WHAT THE EXERCISE ASKS »
Below are the records; copy each line in them that holds the word "sharp".

RECORDS FOR PROCESSING »
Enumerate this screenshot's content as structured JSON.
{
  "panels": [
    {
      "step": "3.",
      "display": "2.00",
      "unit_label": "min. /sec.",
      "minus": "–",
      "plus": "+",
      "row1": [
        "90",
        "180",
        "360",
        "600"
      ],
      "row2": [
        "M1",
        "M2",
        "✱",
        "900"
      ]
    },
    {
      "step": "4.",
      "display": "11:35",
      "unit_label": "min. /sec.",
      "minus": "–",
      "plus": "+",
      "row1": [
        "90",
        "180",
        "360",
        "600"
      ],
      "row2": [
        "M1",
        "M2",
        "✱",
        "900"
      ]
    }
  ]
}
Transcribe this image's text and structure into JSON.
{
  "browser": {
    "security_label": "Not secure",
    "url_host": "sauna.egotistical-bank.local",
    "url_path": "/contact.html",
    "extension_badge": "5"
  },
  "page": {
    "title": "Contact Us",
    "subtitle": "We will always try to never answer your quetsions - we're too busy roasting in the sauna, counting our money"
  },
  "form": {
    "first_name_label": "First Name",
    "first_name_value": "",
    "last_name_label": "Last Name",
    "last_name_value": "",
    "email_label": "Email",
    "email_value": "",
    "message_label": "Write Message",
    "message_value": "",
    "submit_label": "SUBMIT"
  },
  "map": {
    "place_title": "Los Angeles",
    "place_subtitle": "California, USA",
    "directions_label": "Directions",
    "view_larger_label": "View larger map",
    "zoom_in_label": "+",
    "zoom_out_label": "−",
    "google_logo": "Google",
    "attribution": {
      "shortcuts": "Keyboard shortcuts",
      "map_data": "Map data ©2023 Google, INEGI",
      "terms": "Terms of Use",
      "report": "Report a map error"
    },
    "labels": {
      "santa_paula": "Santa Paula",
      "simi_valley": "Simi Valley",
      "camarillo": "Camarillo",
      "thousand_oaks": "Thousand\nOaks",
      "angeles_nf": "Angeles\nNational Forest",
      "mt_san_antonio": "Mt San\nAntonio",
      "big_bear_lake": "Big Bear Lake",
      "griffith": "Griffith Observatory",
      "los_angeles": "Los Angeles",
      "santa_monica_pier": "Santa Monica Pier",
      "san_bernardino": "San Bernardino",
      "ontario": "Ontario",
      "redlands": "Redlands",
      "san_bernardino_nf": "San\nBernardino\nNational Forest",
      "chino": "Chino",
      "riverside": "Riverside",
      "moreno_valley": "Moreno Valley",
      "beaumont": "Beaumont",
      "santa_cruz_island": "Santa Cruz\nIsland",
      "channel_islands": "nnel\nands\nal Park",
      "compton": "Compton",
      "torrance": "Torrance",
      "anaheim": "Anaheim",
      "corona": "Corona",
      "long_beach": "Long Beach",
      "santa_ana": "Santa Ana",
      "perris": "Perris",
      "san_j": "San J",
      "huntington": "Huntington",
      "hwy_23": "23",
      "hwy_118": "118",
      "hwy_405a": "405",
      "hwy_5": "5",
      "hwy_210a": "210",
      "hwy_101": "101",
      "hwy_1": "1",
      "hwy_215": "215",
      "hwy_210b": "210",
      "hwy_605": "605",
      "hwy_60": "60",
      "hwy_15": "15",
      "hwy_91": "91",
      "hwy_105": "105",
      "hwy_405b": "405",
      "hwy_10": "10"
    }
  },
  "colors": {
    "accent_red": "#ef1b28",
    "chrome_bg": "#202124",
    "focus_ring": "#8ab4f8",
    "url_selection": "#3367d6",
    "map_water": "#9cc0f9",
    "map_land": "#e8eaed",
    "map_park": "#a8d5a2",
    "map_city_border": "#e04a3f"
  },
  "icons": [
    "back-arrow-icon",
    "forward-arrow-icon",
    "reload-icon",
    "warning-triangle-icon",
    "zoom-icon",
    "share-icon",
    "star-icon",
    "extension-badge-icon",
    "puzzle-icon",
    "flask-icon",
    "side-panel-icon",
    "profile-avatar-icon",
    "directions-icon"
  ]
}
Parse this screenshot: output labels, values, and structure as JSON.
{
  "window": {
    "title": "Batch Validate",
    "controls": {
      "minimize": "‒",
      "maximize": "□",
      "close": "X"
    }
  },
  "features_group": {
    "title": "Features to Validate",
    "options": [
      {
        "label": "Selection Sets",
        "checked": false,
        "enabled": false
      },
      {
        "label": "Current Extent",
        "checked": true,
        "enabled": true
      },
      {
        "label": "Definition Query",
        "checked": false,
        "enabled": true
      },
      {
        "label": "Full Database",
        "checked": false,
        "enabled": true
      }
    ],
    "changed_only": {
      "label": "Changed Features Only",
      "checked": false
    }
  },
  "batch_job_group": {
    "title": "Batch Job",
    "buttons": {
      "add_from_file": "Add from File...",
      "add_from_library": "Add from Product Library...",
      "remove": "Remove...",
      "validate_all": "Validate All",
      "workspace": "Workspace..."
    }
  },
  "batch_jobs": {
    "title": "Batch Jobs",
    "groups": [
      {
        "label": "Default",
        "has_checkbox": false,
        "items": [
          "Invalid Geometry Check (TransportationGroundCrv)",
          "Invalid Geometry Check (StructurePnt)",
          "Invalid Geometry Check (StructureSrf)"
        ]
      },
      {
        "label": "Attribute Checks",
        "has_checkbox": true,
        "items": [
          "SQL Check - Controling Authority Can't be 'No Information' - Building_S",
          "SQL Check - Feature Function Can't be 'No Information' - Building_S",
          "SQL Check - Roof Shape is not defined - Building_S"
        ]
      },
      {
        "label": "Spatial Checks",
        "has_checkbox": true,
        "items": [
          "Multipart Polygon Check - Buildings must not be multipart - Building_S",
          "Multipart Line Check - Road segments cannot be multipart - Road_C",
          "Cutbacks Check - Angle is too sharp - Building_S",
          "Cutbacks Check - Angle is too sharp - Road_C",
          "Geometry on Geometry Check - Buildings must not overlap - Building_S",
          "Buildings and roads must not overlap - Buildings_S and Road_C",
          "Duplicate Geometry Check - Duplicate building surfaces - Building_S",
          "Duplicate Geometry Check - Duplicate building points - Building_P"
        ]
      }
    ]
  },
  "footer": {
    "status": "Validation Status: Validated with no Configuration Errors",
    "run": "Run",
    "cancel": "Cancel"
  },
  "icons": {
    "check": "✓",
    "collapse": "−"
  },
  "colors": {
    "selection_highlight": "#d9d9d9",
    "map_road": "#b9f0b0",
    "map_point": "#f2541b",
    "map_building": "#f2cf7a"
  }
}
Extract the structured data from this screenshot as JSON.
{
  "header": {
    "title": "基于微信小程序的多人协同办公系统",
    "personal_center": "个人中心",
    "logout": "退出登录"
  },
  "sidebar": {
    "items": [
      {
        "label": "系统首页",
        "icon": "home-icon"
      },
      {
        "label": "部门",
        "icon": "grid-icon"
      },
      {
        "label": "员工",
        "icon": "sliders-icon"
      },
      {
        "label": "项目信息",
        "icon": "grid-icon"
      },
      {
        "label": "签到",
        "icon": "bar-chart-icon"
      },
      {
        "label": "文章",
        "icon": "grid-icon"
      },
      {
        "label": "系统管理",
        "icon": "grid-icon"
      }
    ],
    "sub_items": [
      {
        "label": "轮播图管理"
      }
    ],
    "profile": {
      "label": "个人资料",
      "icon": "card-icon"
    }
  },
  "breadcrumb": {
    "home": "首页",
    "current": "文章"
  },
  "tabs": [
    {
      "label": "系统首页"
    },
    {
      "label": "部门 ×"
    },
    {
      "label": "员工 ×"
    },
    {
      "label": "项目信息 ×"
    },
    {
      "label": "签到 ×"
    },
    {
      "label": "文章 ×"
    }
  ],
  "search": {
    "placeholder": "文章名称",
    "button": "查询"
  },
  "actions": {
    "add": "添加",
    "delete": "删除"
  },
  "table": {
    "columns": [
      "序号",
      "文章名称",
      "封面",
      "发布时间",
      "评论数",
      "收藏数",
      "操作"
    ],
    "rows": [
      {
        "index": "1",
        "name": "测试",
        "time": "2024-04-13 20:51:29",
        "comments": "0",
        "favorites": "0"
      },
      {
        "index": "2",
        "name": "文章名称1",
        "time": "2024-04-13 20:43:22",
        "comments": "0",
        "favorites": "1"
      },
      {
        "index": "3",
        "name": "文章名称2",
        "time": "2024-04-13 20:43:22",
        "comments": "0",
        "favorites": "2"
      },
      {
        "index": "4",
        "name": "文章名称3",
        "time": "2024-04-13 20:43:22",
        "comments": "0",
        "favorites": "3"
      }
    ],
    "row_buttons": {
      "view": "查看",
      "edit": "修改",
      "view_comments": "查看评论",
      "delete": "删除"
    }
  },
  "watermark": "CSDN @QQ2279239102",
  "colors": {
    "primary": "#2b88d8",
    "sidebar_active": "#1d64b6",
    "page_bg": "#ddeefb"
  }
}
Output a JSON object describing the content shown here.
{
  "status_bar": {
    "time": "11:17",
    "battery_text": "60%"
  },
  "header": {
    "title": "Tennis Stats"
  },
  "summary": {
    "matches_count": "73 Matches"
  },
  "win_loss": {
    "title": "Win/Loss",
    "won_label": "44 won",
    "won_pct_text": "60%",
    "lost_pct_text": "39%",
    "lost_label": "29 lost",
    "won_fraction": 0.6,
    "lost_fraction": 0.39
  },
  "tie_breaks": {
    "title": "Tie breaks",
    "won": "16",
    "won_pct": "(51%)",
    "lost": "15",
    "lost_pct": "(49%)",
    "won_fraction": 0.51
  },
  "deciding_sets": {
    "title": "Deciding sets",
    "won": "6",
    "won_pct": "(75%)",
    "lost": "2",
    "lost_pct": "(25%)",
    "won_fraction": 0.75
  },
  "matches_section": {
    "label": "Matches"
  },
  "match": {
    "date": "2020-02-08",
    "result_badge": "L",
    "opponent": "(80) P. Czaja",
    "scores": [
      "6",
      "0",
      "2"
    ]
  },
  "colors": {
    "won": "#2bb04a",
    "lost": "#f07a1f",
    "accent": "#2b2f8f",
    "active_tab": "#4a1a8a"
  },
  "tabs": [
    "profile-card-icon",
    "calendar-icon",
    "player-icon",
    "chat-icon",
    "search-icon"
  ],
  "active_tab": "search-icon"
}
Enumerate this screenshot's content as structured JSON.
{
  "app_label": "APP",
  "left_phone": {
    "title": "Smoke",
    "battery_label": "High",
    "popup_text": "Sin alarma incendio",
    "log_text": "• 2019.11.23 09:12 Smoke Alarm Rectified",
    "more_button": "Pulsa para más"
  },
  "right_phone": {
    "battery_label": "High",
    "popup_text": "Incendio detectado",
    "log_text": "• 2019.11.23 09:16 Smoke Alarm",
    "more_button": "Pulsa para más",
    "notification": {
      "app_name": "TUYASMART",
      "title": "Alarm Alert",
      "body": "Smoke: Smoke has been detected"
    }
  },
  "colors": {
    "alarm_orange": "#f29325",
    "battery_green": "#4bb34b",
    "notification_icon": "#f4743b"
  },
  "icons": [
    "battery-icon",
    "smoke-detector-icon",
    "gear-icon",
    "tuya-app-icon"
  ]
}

FULL ANSWER »
          "Cutbacks Check - Angle is too sharp - Building_S",
          "Cutbacks Check - Angle is too sharp - Road_C",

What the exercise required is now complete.